Problem: Leave the pictures out and print every record below exactly as it stands.

Dataset listings of figures:
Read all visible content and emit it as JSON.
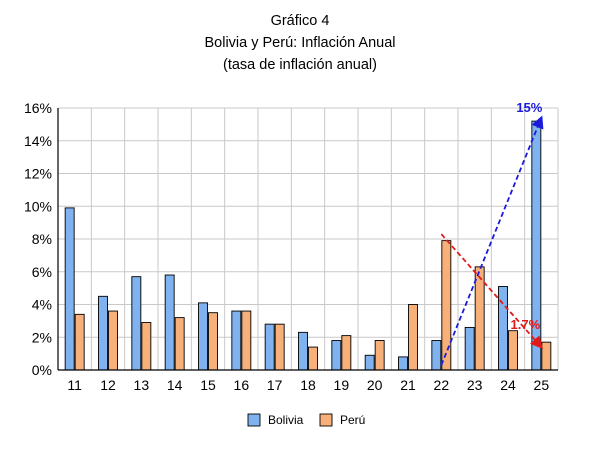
{
  "header": {
    "line1": "Gráfico 4",
    "line2": "Bolivia y Perú: Inflación Anual",
    "line3": "(tasa de inflación anual)"
  },
  "chart_data": {
    "type": "bar",
    "title": "Bolivia y Perú: Inflación Anual",
    "subtitle": "(tasa de inflación anual)",
    "categories": [
      "11",
      "12",
      "13",
      "14",
      "15",
      "16",
      "17",
      "18",
      "19",
      "20",
      "21",
      "22",
      "23",
      "24",
      "25"
    ],
    "series": [
      {
        "name": "Bolivia",
        "color": "#7fb2ee",
        "values": [
          9.9,
          4.5,
          5.7,
          5.8,
          4.1,
          3.6,
          2.8,
          2.3,
          1.8,
          0.9,
          0.8,
          1.8,
          2.6,
          5.1,
          15.2
        ]
      },
      {
        "name": "Perú",
        "color": "#f7b07a",
        "values": [
          3.4,
          3.6,
          2.9,
          3.2,
          3.5,
          3.6,
          2.8,
          1.4,
          2.1,
          1.8,
          4.0,
          7.9,
          6.3,
          2.4,
          1.7
        ]
      }
    ],
    "ylim": [
      0,
      16
    ],
    "yticks": [
      0,
      2,
      4,
      6,
      8,
      10,
      12,
      14,
      16
    ],
    "ytick_format": "%",
    "grid": true,
    "legend": "bottom",
    "annotations": [
      {
        "text": "15%",
        "color": "#1a1adc",
        "from": {
          "x": "22",
          "y": 0.3
        },
        "to": {
          "x": "25",
          "y": 15.4
        },
        "style": "dashed-arrow"
      },
      {
        "text": "1.7%",
        "color": "#e01a1a",
        "from": {
          "x": "22",
          "y": 8.3
        },
        "to": {
          "x": "25",
          "y": 1.4
        },
        "style": "dashed-arrow"
      }
    ]
  }
}
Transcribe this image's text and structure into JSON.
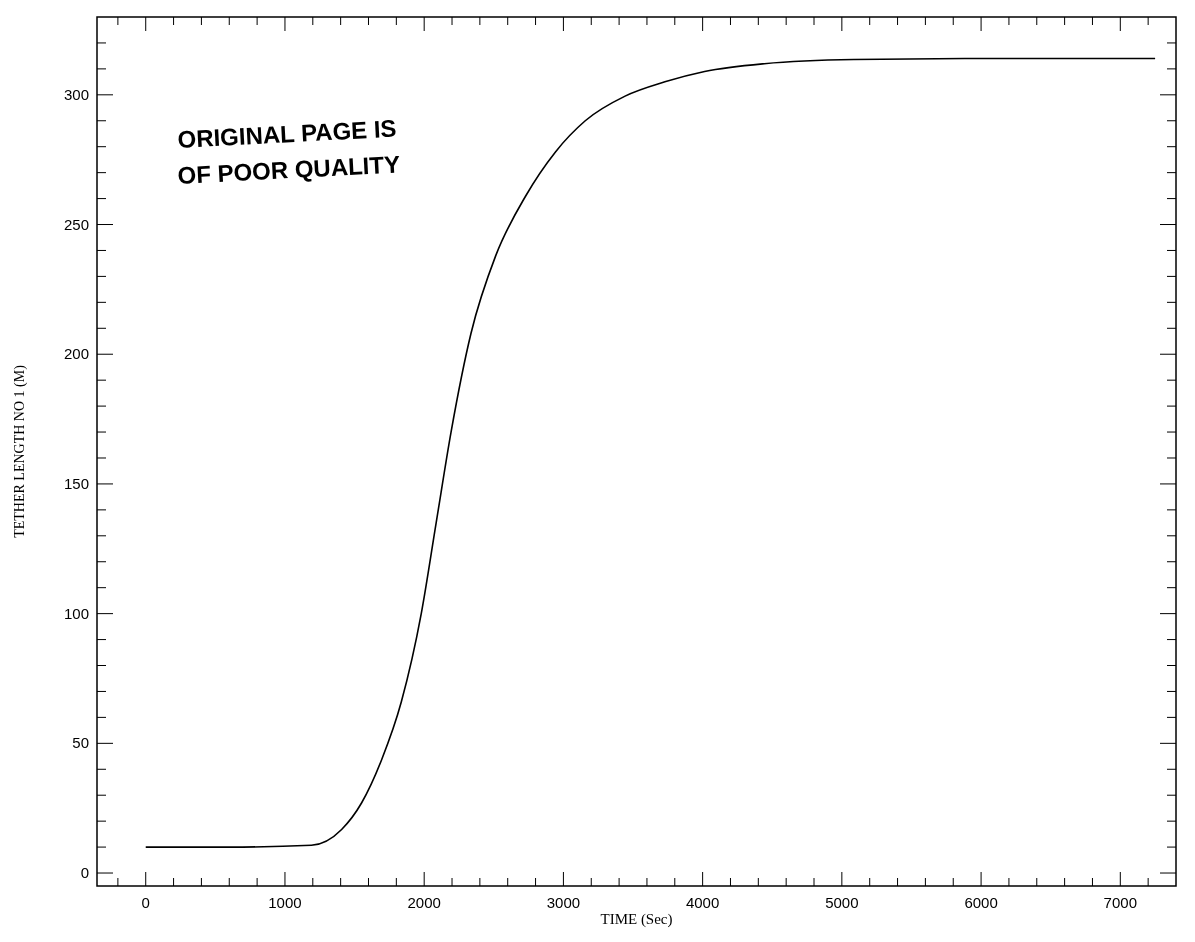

The reply:
Read all visible content and emit it as JSON.
{
  "header": {
    "line1": "Gráfico 4",
    "line2": "Bolivia y Perú: Inflación Anual",
    "line3": "(tasa de inflación anual)"
  },
  "chart_data": {
    "type": "bar",
    "title": "Bolivia y Perú: Inflación Anual",
    "subtitle": "(tasa de inflación anual)",
    "categories": [
      "11",
      "12",
      "13",
      "14",
      "15",
      "16",
      "17",
      "18",
      "19",
      "20",
      "21",
      "22",
      "23",
      "24",
      "25"
    ],
    "series": [
      {
        "name": "Bolivia",
        "color": "#7fb2ee",
        "values": [
          9.9,
          4.5,
          5.7,
          5.8,
          4.1,
          3.6,
          2.8,
          2.3,
          1.8,
          0.9,
          0.8,
          1.8,
          2.6,
          5.1,
          15.2
        ]
      },
      {
        "name": "Perú",
        "color": "#f7b07a",
        "values": [
          3.4,
          3.6,
          2.9,
          3.2,
          3.5,
          3.6,
          2.8,
          1.4,
          2.1,
          1.8,
          4.0,
          7.9,
          6.3,
          2.4,
          1.7
        ]
      }
    ],
    "ylim": [
      0,
      16
    ],
    "yticks": [
      0,
      2,
      4,
      6,
      8,
      10,
      12,
      14,
      16
    ],
    "ytick_format": "%",
    "grid": true,
    "legend": "bottom",
    "annotations": [
      {
        "text": "15%",
        "color": "#1a1adc",
        "from": {
          "x": "22",
          "y": 0.3
        },
        "to": {
          "x": "25",
          "y": 15.4
        },
        "style": "dashed-arrow"
      },
      {
        "text": "1.7%",
        "color": "#e01a1a",
        "from": {
          "x": "22",
          "y": 8.3
        },
        "to": {
          "x": "25",
          "y": 1.4
        },
        "style": "dashed-arrow"
      }
    ]
  }
}
Transcribe this image's text and structure into JSON.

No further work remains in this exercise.